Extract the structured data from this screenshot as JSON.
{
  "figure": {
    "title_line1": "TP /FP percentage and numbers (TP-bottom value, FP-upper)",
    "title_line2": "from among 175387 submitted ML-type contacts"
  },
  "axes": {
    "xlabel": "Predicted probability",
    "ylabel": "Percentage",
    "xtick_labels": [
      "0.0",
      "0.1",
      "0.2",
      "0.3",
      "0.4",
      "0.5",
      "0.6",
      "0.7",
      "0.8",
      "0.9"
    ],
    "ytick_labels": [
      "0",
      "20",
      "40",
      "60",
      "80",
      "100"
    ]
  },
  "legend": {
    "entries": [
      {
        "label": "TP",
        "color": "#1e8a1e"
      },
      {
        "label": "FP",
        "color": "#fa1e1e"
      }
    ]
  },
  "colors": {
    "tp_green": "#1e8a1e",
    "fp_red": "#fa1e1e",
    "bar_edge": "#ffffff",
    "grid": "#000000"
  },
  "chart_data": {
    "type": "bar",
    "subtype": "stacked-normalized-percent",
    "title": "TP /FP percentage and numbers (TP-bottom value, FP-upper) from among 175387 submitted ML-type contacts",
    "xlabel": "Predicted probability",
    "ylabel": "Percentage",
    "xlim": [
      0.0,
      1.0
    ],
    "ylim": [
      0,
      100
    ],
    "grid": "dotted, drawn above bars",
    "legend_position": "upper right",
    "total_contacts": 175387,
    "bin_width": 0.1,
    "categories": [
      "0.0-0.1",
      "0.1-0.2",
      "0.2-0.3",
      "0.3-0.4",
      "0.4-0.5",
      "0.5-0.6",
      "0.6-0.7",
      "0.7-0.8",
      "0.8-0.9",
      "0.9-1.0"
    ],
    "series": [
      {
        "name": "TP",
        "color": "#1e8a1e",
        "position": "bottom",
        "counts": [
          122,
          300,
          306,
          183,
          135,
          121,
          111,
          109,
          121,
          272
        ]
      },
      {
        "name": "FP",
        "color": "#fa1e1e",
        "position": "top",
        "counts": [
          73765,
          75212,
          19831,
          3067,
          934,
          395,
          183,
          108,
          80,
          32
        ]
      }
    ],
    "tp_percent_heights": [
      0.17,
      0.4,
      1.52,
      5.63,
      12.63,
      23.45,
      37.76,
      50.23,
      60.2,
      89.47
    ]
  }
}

§ SET TASK
The entries above should be repeated exactly, every one of them.

§ WRITTEN REPLY
Extract the structured data from this screenshot as JSON.
{
  "figure": {
    "title_line1": "TP /FP percentage and numbers (TP-bottom value, FP-upper)",
    "title_line2": "from among 175387 submitted ML-type contacts"
  },
  "axes": {
    "xlabel": "Predicted probability",
    "ylabel": "Percentage",
    "xtick_labels": [
      "0.0",
      "0.1",
      "0.2",
      "0.3",
      "0.4",
      "0.5",
      "0.6",
      "0.7",
      "0.8",
      "0.9"
    ],
    "ytick_labels": [
      "0",
      "20",
      "40",
      "60",
      "80",
      "100"
    ]
  },
  "legend": {
    "entries": [
      {
        "label": "TP",
        "color": "#1e8a1e"
      },
      {
        "label": "FP",
        "color": "#fa1e1e"
      }
    ]
  },
  "colors": {
    "tp_green": "#1e8a1e",
    "fp_red": "#fa1e1e",
    "bar_edge": "#ffffff",
    "grid": "#000000"
  },
  "chart_data": {
    "type": "bar",
    "subtype": "stacked-normalized-percent",
    "title": "TP /FP percentage and numbers (TP-bottom value, FP-upper) from among 175387 submitted ML-type contacts",
    "xlabel": "Predicted probability",
    "ylabel": "Percentage",
    "xlim": [
      0.0,
      1.0
    ],
    "ylim": [
      0,
      100
    ],
    "grid": "dotted, drawn above bars",
    "legend_position": "upper right",
    "total_contacts": 175387,
    "bin_width": 0.1,
    "categories": [
      "0.0-0.1",
      "0.1-0.2",
      "0.2-0.3",
      "0.3-0.4",
      "0.4-0.5",
      "0.5-0.6",
      "0.6-0.7",
      "0.7-0.8",
      "0.8-0.9",
      "0.9-1.0"
    ],
    "series": [
      {
        "name": "TP",
        "color": "#1e8a1e",
        "position": "bottom",
        "counts": [
          122,
          300,
          306,
          183,
          135,
          121,
          111,
          109,
          121,
          272
        ]
      },
      {
        "name": "FP",
        "color": "#fa1e1e",
        "position": "top",
        "counts": [
          73765,
          75212,
          19831,
          3067,
          934,
          395,
          183,
          108,
          80,
          32
        ]
      }
    ],
    "tp_percent_heights": [
      0.17,
      0.4,
      1.52,
      5.63,
      12.63,
      23.45,
      37.76,
      50.23,
      60.2,
      89.47
    ]
  }
}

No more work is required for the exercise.